» Your task:
Find the string "biologists" in the data, then copy every line where it is found.

» Raw data:
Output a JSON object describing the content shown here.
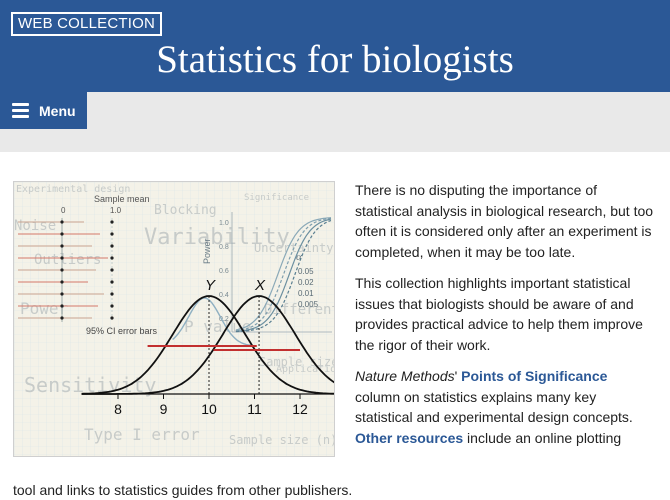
{
  "header": {
    "badge": "WEB COLLECTION",
    "title": "Statistics for biologists",
    "bg_color": "#2b5896"
  },
  "menu": {
    "label": "Menu",
    "icon": "hamburger-icon"
  },
  "figure": {
    "chart_data": {
      "type": "line",
      "x_ticks": [
        "8",
        "9",
        "10",
        "11",
        "12"
      ],
      "series": [
        {
          "name": "Y",
          "mean": 10,
          "sd": 0.8
        },
        {
          "name": "X",
          "mean": 11.1,
          "sd": 0.8
        }
      ],
      "axis_label_error_bars": "Sample mean",
      "error_bar_ticks": [
        "0",
        "1.0"
      ],
      "ci_label": "95% CI error bars",
      "power_label": "Power",
      "power_ticks": [
        "1.0",
        "0.8",
        "0.6",
        "0.4",
        "0.2"
      ],
      "alpha_label": "α",
      "alpha_values": [
        "0.05",
        "0.02",
        "0.01",
        "0.005"
      ],
      "background_words": [
        "Experimental design",
        "Significance",
        "Blocking",
        "Noise",
        "Variability",
        "Outliers",
        "Uncertainty",
        "Power",
        "Differential",
        "P value",
        "Application",
        "Sensitivity",
        "Sample size",
        "Type I error",
        "Sample size (n)"
      ]
    }
  },
  "content": {
    "para1": "There is no disputing the importance of statistical analysis in biological research, but too often it is considered only after an experiment is completed, when it may be too late.",
    "para2": "This collection highlights important statistical issues that biologists should be aware of and provides practical advice to help them improve the rigor of their work.",
    "para3": {
      "journal": "Nature Methods",
      "apostrophe": "' ",
      "link1": "Points of Significance",
      "text1": " column on statistics explains many key statistical and experimental design concepts. ",
      "link2": "Other resources",
      "text2": " include an online plotting"
    },
    "tail": "tool and links to statistics guides from other publishers."
  }
}
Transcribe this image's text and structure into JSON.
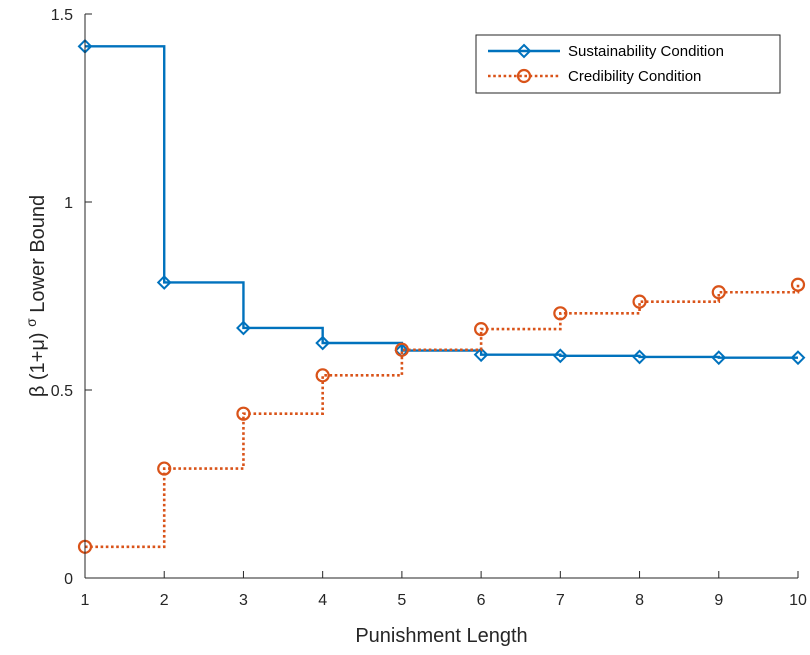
{
  "chart_data": {
    "type": "line",
    "step": "post",
    "title": "",
    "xlabel": "Punishment Length",
    "ylabel": {
      "prefix": "β (1+μ)",
      "sup": "σ",
      "suffix": " Lower Bound"
    },
    "xlim": [
      1,
      10
    ],
    "ylim": [
      0,
      1.5
    ],
    "xticks": [
      1,
      2,
      3,
      4,
      5,
      6,
      7,
      8,
      9,
      10
    ],
    "yticks": [
      0,
      0.5,
      1,
      1.5
    ],
    "ytick_labels": [
      "0",
      "0.5",
      "1",
      "1.5"
    ],
    "grid": false,
    "legend_position": "top-right",
    "x": [
      1,
      2,
      3,
      4,
      5,
      6,
      7,
      8,
      9,
      10
    ],
    "series": [
      {
        "name": "Sustainability Condition",
        "values": [
          1.414,
          0.786,
          0.665,
          0.625,
          0.605,
          0.594,
          0.591,
          0.588,
          0.586,
          0.586
        ],
        "color": "#0072BD",
        "line": "solid",
        "marker": "diamond"
      },
      {
        "name": "Credibility Condition",
        "values": [
          0.083,
          0.291,
          0.437,
          0.539,
          0.607,
          0.662,
          0.704,
          0.735,
          0.76,
          0.78
        ],
        "color": "#D95319",
        "line": "dotted",
        "marker": "circle"
      }
    ]
  }
}
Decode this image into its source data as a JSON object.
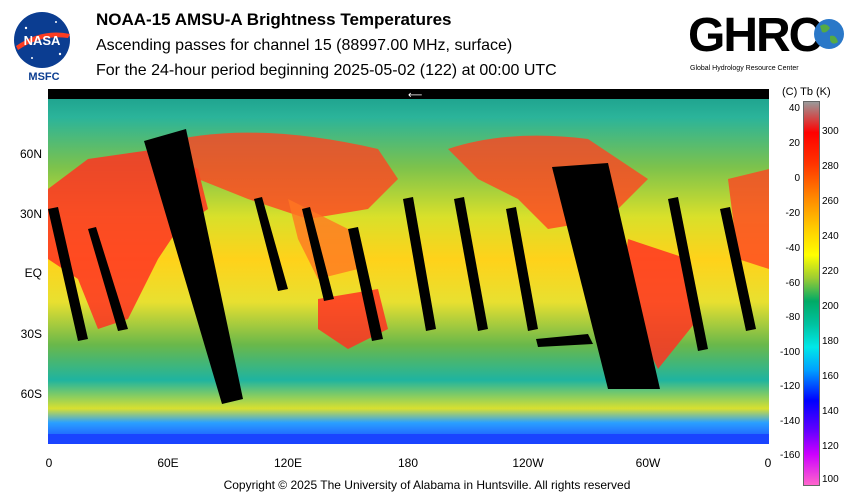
{
  "header": {
    "title": "NOAA-15 AMSU-A Brightness Temperatures",
    "subtitle1": "Ascending passes for channel 15 (88997.00 MHz, surface)",
    "subtitle2": "For the 24-hour period beginning 2025-05-02 (122) at 00:00 UTC"
  },
  "logos": {
    "nasa_text": "NASA",
    "msfc_text": "MSFC",
    "ghrc_text": "GHRC",
    "ghrc_subtitle": "Global Hydrology Resource Center"
  },
  "map": {
    "lat_labels": [
      "60N",
      "30N",
      "EQ",
      "30S",
      "60S"
    ],
    "lon_labels": [
      "0",
      "60E",
      "120E",
      "180",
      "120W",
      "60W",
      "0"
    ]
  },
  "colorbar": {
    "units_label": "(C)  Tb  (K)",
    "celsius_ticks": [
      "40",
      "20",
      "0",
      "-20",
      "-40",
      "-60",
      "-80",
      "-100",
      "-120",
      "-140",
      "-160"
    ],
    "kelvin_ticks": [
      "300",
      "280",
      "260",
      "240",
      "220",
      "200",
      "180",
      "160",
      "140",
      "120",
      "100"
    ]
  },
  "footer": {
    "copyright": "Copyright © 2025 The University of Alabama in Huntsville.  All rights reserved"
  }
}
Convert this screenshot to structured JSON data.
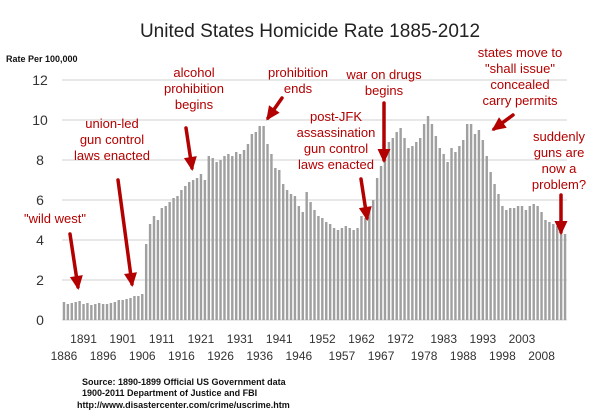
{
  "chart_data": {
    "type": "bar",
    "title": "United States Homicide Rate 1885-2012",
    "ylabel": "Rate Per 100,000",
    "xlabel": "",
    "ylim": [
      0,
      12
    ],
    "yticks": [
      0,
      2,
      4,
      6,
      8,
      10,
      12
    ],
    "grid": true,
    "bar_color": "#a0a0a0",
    "start_year": 1886,
    "xticks_upper": [
      "1891",
      "1901",
      "1911",
      "1921",
      "1931",
      "1941",
      "1952",
      "1962",
      "1972",
      "1983",
      "1993",
      "2003"
    ],
    "xticks_lower": [
      "1886",
      "1896",
      "1906",
      "1916",
      "1926",
      "1936",
      "1946",
      "1957",
      "1967",
      "1978",
      "1988",
      "1998",
      "2008"
    ],
    "values": [
      0.9,
      0.8,
      0.85,
      0.9,
      0.95,
      0.8,
      0.85,
      0.75,
      0.8,
      0.85,
      0.8,
      0.8,
      0.85,
      0.9,
      1.0,
      1.0,
      1.05,
      1.1,
      1.2,
      1.2,
      1.3,
      3.8,
      4.8,
      5.2,
      5.0,
      5.6,
      5.7,
      5.9,
      6.1,
      6.2,
      6.5,
      6.7,
      6.9,
      7.0,
      7.1,
      7.3,
      7.0,
      8.2,
      8.1,
      7.9,
      8.0,
      8.2,
      8.3,
      8.2,
      8.4,
      8.3,
      8.5,
      8.8,
      9.3,
      9.4,
      9.7,
      9.7,
      8.8,
      8.3,
      7.6,
      7.5,
      6.8,
      6.5,
      6.3,
      6.2,
      5.7,
      5.4,
      6.4,
      5.9,
      5.5,
      5.2,
      5.1,
      4.9,
      4.8,
      4.6,
      4.5,
      4.6,
      4.7,
      4.6,
      4.5,
      4.6,
      5.2,
      5.1,
      5.6,
      6.0,
      7.1,
      7.7,
      8.5,
      8.9,
      9.1,
      9.4,
      9.6,
      9.1,
      8.6,
      8.7,
      8.9,
      9.1,
      9.8,
      10.2,
      9.8,
      9.2,
      8.6,
      8.3,
      7.9,
      8.6,
      8.4,
      8.7,
      9.0,
      9.8,
      9.8,
      9.3,
      9.5,
      9.0,
      8.2,
      7.4,
      6.8,
      6.3,
      5.7,
      5.5,
      5.6,
      5.6,
      5.7,
      5.7,
      5.5,
      5.7,
      5.8,
      5.7,
      5.4,
      5.0,
      4.9,
      4.8,
      4.7,
      4.5,
      4.3
    ],
    "annotations": [
      {
        "id": "wild-west",
        "lines": [
          "\"wild west\""
        ]
      },
      {
        "id": "union-led",
        "lines": [
          "union-led",
          "gun control",
          "laws enacted"
        ]
      },
      {
        "id": "alcohol-prohibition",
        "lines": [
          "alcohol",
          "prohibition",
          "begins"
        ]
      },
      {
        "id": "prohibition-ends",
        "lines": [
          "prohibition",
          "ends"
        ]
      },
      {
        "id": "post-jfk",
        "lines": [
          "post-JFK",
          "assassination",
          "gun control",
          "laws enacted"
        ]
      },
      {
        "id": "war-on-drugs",
        "lines": [
          "war on drugs",
          "begins"
        ]
      },
      {
        "id": "shall-issue",
        "lines": [
          "states move to",
          "\"shall issue\"",
          "concealed",
          "carry permits"
        ]
      },
      {
        "id": "guns-problem",
        "lines": [
          "suddenly",
          "guns are",
          "now a",
          "problem?"
        ]
      }
    ],
    "annotation_color": "#b30000"
  },
  "source": {
    "line1": "Source: 1890-1899 Official US Government data",
    "line2": "1900-2011 Department of Justice and FBI",
    "line3": "http://www.disastercenter.com/crime/uscrime.htm"
  }
}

» Solution below:
    "title": "Statistics for biologists",
    "para2": "This collection highlights important statistical issues that biologists should be aware of and provides practical advice to help them improve the rigor of their work.",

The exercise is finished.